■ Stated problem ■
Pull every "Суффа" line out of the data below.

--- start Records for the exercise ---

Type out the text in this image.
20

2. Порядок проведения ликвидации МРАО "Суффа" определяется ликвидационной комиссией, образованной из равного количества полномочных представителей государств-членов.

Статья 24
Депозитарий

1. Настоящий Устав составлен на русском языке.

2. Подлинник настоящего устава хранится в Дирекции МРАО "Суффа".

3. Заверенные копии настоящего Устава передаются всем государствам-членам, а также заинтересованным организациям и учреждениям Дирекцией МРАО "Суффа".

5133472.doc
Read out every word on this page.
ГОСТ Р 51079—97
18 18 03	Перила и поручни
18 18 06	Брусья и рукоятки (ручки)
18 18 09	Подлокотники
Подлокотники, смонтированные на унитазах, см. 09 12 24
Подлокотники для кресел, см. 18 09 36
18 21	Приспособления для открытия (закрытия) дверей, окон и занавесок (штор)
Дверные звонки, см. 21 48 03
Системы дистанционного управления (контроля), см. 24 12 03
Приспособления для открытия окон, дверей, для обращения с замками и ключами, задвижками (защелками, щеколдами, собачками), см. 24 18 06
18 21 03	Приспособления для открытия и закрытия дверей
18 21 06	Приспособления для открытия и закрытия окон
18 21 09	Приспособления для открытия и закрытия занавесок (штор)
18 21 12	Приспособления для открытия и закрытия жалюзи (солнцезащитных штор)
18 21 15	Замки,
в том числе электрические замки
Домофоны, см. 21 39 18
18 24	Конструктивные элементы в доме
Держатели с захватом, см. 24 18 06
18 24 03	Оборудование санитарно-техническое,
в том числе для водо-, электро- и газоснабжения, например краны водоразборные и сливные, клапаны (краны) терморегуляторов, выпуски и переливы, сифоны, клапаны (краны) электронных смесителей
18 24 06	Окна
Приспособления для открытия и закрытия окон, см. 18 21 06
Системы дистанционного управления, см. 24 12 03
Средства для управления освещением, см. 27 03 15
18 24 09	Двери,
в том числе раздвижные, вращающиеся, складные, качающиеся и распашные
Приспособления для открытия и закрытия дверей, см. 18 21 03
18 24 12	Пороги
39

--- end Records for the exercise ---

■ Solved exercise ■
2. Порядок проведения ликвидации МРАО "Суффа" определяется ликвидационной комиссией, образованной из равного количества полномочных представителей государств-членов.
2. Подлинник настоящего устава хранится в Дирекции МРАО "Суффа".
3. Заверенные копии настоящего Устава передаются всем государствам-членам, а также заинтересованным организациям и учреждениям Дирекцией МРАО "Суффа".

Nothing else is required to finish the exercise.